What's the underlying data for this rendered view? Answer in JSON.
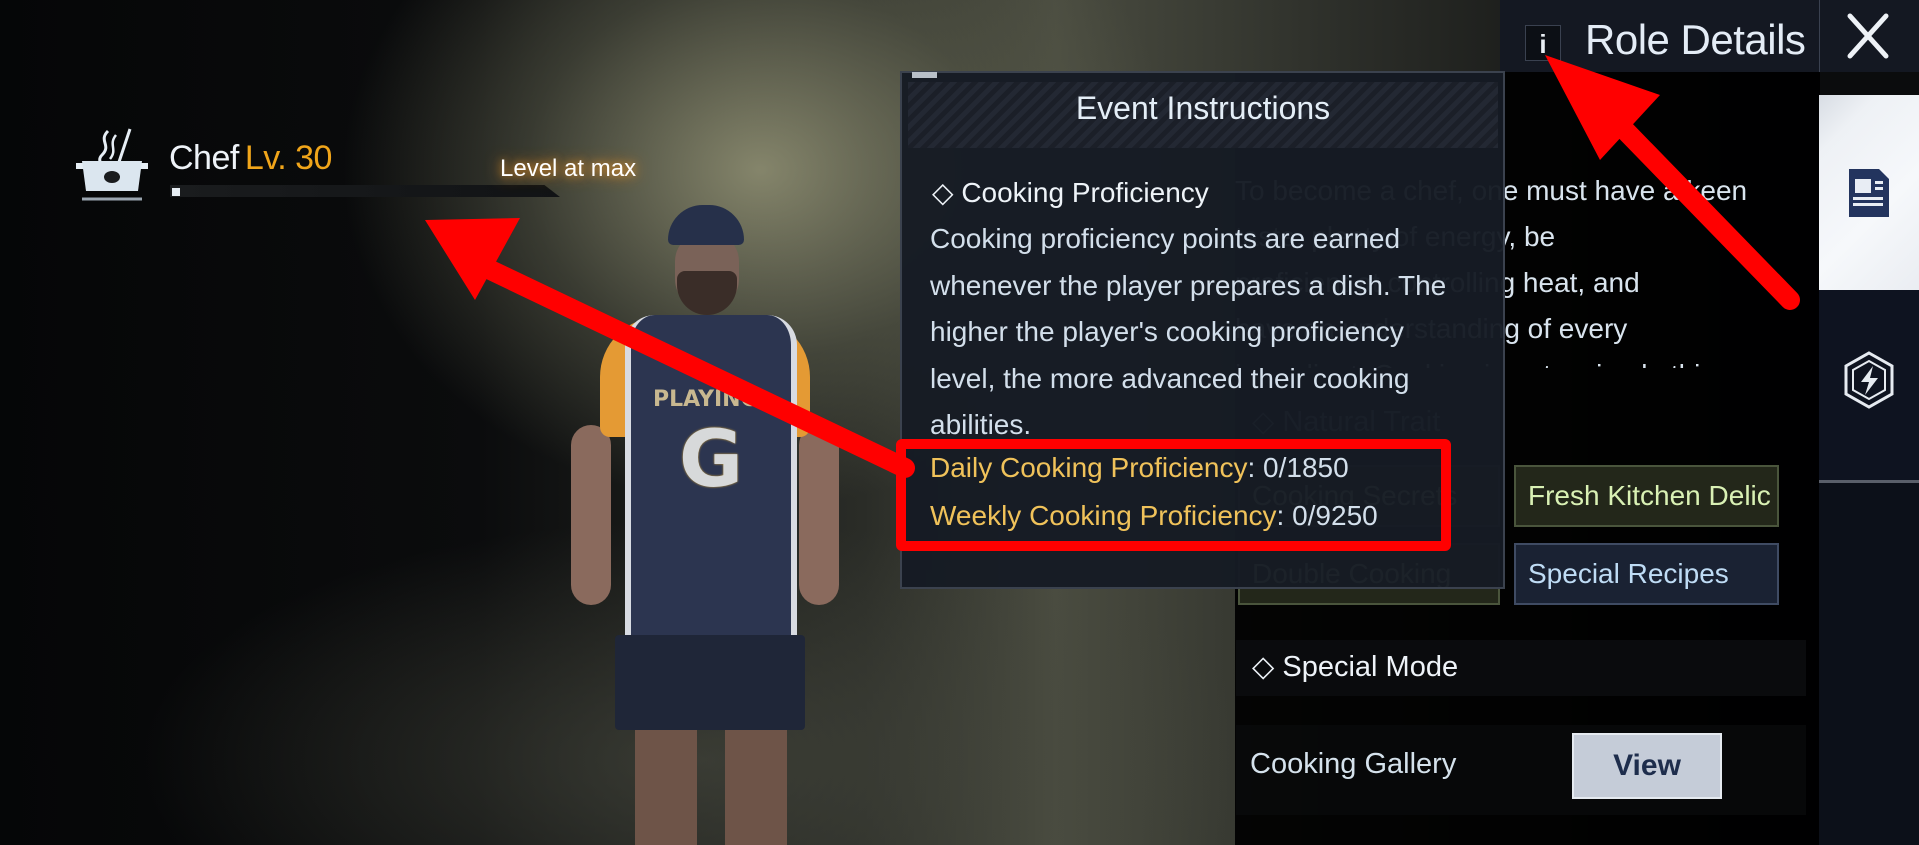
{
  "header": {
    "title": "Role Details",
    "info_icon_label": "i",
    "info_icon": "info-icon",
    "close_icon": "close-icon"
  },
  "role": {
    "icon": "cooking-pot-icon",
    "name": "Chef",
    "level": "Lv. 30",
    "level_status": "Level at max",
    "xp_progress": 0.02
  },
  "description": {
    "lines": [
      "To become a chef, one must have a keen",
      "taste, plenty of energy, be",
      "proficient at controlling heat, and",
      "have an understanding of every",
      "ingredient. Cooking is not a simple thing"
    ]
  },
  "natural_trait": {
    "title": "Natural Trait",
    "items": [
      {
        "label": "Cooking Secrets",
        "style": "green"
      },
      {
        "label": "Fresh Kitchen Delic",
        "style": "green"
      },
      {
        "label": "Double Cooking",
        "style": "green"
      },
      {
        "label": "Special Recipes",
        "style": "blue"
      }
    ]
  },
  "special_mode": {
    "title": "Special Mode",
    "gallery_label": "Cooking Gallery",
    "view_button": "View"
  },
  "side_tabs": [
    {
      "icon": "document-icon",
      "active": true
    },
    {
      "icon": "lightning-hexagon-icon",
      "active": false
    }
  ],
  "popup": {
    "title": "Event Instructions",
    "subtitle": "Cooking Proficiency",
    "body_lines": [
      "Cooking proficiency points are earned",
      "whenever the player prepares a dish. The",
      "higher the player's cooking proficiency",
      "level, the more advanced their cooking",
      "abilities."
    ],
    "stats": [
      {
        "label": "Daily Cooking Proficiency",
        "value": "0/1850"
      },
      {
        "label": "Weekly Cooking Proficiency",
        "value": "0/9250"
      }
    ]
  },
  "annotations": {
    "color": "#ff0000"
  },
  "colors": {
    "level_accent": "#f0a51a",
    "stat_label": "#f0c25a",
    "view_button_bg": "#c5ccd8"
  }
}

________________________________________

Omitting all images, print the listing exactly.

What's the underlying data for this rendered view? Answer in JSON.
{
  "header": {
    "title": "Role Details",
    "info_icon_label": "i",
    "info_icon": "info-icon",
    "close_icon": "close-icon"
  },
  "role": {
    "icon": "cooking-pot-icon",
    "name": "Chef",
    "level": "Lv. 30",
    "level_status": "Level at max",
    "xp_progress": 0.02
  },
  "description": {
    "lines": [
      "To become a chef, one must have a keen",
      "taste, plenty of energy, be",
      "proficient at controlling heat, and",
      "have an understanding of every",
      "ingredient. Cooking is not a simple thing"
    ]
  },
  "natural_trait": {
    "title": "Natural Trait",
    "items": [
      {
        "label": "Cooking Secrets",
        "style": "green"
      },
      {
        "label": "Fresh Kitchen Delic",
        "style": "green"
      },
      {
        "label": "Double Cooking",
        "style": "green"
      },
      {
        "label": "Special Recipes",
        "style": "blue"
      }
    ]
  },
  "special_mode": {
    "title": "Special Mode",
    "gallery_label": "Cooking Gallery",
    "view_button": "View"
  },
  "side_tabs": [
    {
      "icon": "document-icon",
      "active": true
    },
    {
      "icon": "lightning-hexagon-icon",
      "active": false
    }
  ],
  "popup": {
    "title": "Event Instructions",
    "subtitle": "Cooking Proficiency",
    "body_lines": [
      "Cooking proficiency points are earned",
      "whenever the player prepares a dish. The",
      "higher the player's cooking proficiency",
      "level, the more advanced their cooking",
      "abilities."
    ],
    "stats": [
      {
        "label": "Daily Cooking Proficiency",
        "value": "0/1850"
      },
      {
        "label": "Weekly Cooking Proficiency",
        "value": "0/9250"
      }
    ]
  },
  "annotations": {
    "color": "#ff0000"
  },
  "colors": {
    "level_accent": "#f0a51a",
    "stat_label": "#f0c25a",
    "view_button_bg": "#c5ccd8"
  }
}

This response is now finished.